## Data excerpts

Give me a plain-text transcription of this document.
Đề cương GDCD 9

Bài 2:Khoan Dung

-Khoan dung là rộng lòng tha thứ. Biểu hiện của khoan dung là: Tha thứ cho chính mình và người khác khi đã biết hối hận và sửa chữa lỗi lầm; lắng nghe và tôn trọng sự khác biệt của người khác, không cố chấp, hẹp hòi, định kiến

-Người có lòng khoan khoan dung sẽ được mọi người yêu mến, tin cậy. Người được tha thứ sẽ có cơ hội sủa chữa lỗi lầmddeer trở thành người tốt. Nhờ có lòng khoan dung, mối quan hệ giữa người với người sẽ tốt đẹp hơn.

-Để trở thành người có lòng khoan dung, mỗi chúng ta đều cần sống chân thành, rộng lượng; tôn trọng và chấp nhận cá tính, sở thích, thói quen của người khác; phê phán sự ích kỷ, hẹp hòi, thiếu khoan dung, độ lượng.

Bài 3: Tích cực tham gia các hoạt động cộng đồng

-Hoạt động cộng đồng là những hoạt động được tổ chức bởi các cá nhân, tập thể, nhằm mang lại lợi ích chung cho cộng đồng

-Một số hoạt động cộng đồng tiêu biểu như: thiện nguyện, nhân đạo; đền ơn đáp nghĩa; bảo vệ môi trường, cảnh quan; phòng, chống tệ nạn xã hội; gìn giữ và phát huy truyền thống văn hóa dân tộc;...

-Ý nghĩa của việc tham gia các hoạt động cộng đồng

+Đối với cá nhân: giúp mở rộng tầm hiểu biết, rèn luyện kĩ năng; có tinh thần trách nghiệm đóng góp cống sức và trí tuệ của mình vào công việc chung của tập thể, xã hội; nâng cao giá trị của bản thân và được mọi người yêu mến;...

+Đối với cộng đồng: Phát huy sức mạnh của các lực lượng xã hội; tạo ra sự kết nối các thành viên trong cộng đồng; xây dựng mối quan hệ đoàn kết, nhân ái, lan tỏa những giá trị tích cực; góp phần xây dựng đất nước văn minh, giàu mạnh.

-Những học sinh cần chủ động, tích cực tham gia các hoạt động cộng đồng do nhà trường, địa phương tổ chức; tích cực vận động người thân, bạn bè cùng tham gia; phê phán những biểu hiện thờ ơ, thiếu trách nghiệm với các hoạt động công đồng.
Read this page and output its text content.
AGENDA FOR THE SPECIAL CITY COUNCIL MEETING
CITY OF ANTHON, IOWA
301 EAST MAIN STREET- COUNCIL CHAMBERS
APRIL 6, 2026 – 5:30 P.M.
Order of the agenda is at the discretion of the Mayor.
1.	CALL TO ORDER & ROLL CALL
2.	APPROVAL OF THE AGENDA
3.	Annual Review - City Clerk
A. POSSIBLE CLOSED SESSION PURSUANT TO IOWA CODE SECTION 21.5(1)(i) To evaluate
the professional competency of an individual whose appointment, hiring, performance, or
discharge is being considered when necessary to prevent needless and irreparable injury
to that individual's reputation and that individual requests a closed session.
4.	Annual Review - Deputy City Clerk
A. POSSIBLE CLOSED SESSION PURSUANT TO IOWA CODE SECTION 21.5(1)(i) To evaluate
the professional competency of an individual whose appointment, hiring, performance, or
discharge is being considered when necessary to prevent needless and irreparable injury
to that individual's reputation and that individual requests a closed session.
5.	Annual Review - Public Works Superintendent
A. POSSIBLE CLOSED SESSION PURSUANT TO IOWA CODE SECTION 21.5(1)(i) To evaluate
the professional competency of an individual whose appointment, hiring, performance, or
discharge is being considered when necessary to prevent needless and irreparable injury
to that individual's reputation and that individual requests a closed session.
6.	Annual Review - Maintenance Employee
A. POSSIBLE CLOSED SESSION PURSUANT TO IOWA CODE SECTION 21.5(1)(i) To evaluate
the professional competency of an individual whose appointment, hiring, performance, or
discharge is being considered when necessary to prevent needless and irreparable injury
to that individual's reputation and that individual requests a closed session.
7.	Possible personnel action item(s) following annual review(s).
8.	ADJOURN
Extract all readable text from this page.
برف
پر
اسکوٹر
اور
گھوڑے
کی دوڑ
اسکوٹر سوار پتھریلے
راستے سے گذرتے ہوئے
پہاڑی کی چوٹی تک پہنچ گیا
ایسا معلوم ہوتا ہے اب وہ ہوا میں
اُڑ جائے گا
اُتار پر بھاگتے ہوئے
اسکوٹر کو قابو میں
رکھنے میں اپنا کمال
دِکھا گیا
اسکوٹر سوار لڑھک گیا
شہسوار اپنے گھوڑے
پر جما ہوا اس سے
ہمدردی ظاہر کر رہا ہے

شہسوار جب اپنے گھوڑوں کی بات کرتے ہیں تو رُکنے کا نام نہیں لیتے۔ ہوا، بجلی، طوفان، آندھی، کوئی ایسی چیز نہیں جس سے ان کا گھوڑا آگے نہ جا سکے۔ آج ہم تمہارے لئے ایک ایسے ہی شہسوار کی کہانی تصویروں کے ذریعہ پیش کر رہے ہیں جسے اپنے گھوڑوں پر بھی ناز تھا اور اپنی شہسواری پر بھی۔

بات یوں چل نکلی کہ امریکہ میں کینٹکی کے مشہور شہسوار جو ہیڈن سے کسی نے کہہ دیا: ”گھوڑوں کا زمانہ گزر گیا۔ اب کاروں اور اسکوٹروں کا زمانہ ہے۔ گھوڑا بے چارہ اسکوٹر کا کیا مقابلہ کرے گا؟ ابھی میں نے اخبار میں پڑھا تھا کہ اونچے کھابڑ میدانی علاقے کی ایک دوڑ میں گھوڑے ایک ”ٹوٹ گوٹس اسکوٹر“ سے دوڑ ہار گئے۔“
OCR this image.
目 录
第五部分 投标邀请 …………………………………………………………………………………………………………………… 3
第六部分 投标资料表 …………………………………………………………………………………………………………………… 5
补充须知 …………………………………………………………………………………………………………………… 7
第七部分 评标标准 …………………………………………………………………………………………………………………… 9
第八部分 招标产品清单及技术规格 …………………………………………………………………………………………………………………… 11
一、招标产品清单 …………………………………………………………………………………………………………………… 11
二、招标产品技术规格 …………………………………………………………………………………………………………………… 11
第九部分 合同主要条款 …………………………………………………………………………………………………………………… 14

## Given instruction
Count the lines above that contain the word "nghiệm", and reply with only that number.

## Solution
2